# Problem to solve:
Print the entries below in their entirety, exactly as they are written.

# Task inputs:
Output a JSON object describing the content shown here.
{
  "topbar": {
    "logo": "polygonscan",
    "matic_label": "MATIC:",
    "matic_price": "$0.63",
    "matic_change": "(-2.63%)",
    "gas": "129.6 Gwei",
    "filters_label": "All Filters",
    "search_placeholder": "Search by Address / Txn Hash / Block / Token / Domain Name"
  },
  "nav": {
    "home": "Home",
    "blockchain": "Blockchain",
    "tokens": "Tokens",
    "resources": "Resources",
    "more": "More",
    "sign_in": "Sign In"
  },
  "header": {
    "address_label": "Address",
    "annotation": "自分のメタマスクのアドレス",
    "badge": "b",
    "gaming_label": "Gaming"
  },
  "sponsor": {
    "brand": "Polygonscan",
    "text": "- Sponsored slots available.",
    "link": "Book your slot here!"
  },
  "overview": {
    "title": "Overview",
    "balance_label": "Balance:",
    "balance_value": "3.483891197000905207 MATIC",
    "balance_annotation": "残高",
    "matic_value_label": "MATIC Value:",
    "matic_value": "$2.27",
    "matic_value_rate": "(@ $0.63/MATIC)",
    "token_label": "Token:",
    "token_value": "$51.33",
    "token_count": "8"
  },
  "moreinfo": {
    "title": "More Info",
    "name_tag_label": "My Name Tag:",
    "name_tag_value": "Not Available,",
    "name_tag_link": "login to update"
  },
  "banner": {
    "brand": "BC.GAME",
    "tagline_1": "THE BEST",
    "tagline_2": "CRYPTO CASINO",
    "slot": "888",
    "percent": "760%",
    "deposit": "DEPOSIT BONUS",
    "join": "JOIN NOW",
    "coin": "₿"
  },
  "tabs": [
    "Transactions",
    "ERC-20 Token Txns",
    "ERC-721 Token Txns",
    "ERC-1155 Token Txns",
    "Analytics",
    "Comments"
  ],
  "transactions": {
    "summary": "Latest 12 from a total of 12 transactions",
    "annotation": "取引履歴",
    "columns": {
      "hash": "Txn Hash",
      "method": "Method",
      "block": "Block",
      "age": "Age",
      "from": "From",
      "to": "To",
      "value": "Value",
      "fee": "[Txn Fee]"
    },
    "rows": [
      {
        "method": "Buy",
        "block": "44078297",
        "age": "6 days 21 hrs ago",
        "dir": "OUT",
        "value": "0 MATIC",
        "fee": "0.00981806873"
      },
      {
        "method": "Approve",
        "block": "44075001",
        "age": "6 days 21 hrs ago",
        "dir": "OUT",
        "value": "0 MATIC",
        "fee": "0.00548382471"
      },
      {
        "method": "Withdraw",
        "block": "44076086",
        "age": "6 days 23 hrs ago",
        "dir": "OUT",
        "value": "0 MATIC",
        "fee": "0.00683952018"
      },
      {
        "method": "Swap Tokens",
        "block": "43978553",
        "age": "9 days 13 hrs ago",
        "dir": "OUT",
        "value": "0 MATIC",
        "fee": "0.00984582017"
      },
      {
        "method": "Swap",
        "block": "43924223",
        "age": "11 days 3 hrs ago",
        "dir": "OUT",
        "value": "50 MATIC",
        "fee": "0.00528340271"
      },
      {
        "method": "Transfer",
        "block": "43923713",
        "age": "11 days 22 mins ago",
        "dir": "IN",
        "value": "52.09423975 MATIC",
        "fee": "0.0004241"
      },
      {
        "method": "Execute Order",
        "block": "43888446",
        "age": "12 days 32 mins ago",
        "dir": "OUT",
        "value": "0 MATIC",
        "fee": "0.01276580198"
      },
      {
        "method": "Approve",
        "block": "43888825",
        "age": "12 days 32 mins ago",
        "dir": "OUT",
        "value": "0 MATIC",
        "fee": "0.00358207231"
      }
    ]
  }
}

# Final result:
Output a JSON object describing the content shown here.
{
  "topbar": {
    "logo": "polygonscan",
    "matic_label": "MATIC:",
    "matic_price": "$0.63",
    "matic_change": "(-2.63%)",
    "gas": "129.6 Gwei",
    "filters_label": "All Filters",
    "search_placeholder": "Search by Address / Txn Hash / Block / Token / Domain Name"
  },
  "nav": {
    "home": "Home",
    "blockchain": "Blockchain",
    "tokens": "Tokens",
    "resources": "Resources",
    "more": "More",
    "sign_in": "Sign In"
  },
  "header": {
    "address_label": "Address",
    "annotation": "自分のメタマスクのアドレス",
    "badge": "b",
    "gaming_label": "Gaming"
  },
  "sponsor": {
    "brand": "Polygonscan",
    "text": "- Sponsored slots available.",
    "link": "Book your slot here!"
  },
  "overview": {
    "title": "Overview",
    "balance_label": "Balance:",
    "balance_value": "3.483891197000905207 MATIC",
    "balance_annotation": "残高",
    "matic_value_label": "MATIC Value:",
    "matic_value": "$2.27",
    "matic_value_rate": "(@ $0.63/MATIC)",
    "token_label": "Token:",
    "token_value": "$51.33",
    "token_count": "8"
  },
  "moreinfo": {
    "title": "More Info",
    "name_tag_label": "My Name Tag:",
    "name_tag_value": "Not Available,",
    "name_tag_link": "login to update"
  },
  "banner": {
    "brand": "BC.GAME",
    "tagline_1": "THE BEST",
    "tagline_2": "CRYPTO CASINO",
    "slot": "888",
    "percent": "760%",
    "deposit": "DEPOSIT BONUS",
    "join": "JOIN NOW",
    "coin": "₿"
  },
  "tabs": [
    "Transactions",
    "ERC-20 Token Txns",
    "ERC-721 Token Txns",
    "ERC-1155 Token Txns",
    "Analytics",
    "Comments"
  ],
  "transactions": {
    "summary": "Latest 12 from a total of 12 transactions",
    "annotation": "取引履歴",
    "columns": {
      "hash": "Txn Hash",
      "method": "Method",
      "block": "Block",
      "age": "Age",
      "from": "From",
      "to": "To",
      "value": "Value",
      "fee": "[Txn Fee]"
    },
    "rows": [
      {
        "method": "Buy",
        "block": "44078297",
        "age": "6 days 21 hrs ago",
        "dir": "OUT",
        "value": "0 MATIC",
        "fee": "0.00981806873"
      },
      {
        "method": "Approve",
        "block": "44075001",
        "age": "6 days 21 hrs ago",
        "dir": "OUT",
        "value": "0 MATIC",
        "fee": "0.00548382471"
      },
      {
        "method": "Withdraw",
        "block": "44076086",
        "age": "6 days 23 hrs ago",
        "dir": "OUT",
        "value": "0 MATIC",
        "fee": "0.00683952018"
      },
      {
        "method": "Swap Tokens",
        "block": "43978553",
        "age": "9 days 13 hrs ago",
        "dir": "OUT",
        "value": "0 MATIC",
        "fee": "0.00984582017"
      },
      {
        "method": "Swap",
        "block": "43924223",
        "age": "11 days 3 hrs ago",
        "dir": "OUT",
        "value": "50 MATIC",
        "fee": "0.00528340271"
      },
      {
        "method": "Transfer",
        "block": "43923713",
        "age": "11 days 22 mins ago",
        "dir": "IN",
        "value": "52.09423975 MATIC",
        "fee": "0.0004241"
      },
      {
        "method": "Execute Order",
        "block": "43888446",
        "age": "12 days 32 mins ago",
        "dir": "OUT",
        "value": "0 MATIC",
        "fee": "0.01276580198"
      },
      {
        "method": "Approve",
        "block": "43888825",
        "age": "12 days 32 mins ago",
        "dir": "OUT",
        "value": "0 MATIC",
        "fee": "0.00358207231"
      }
    ]
  }
}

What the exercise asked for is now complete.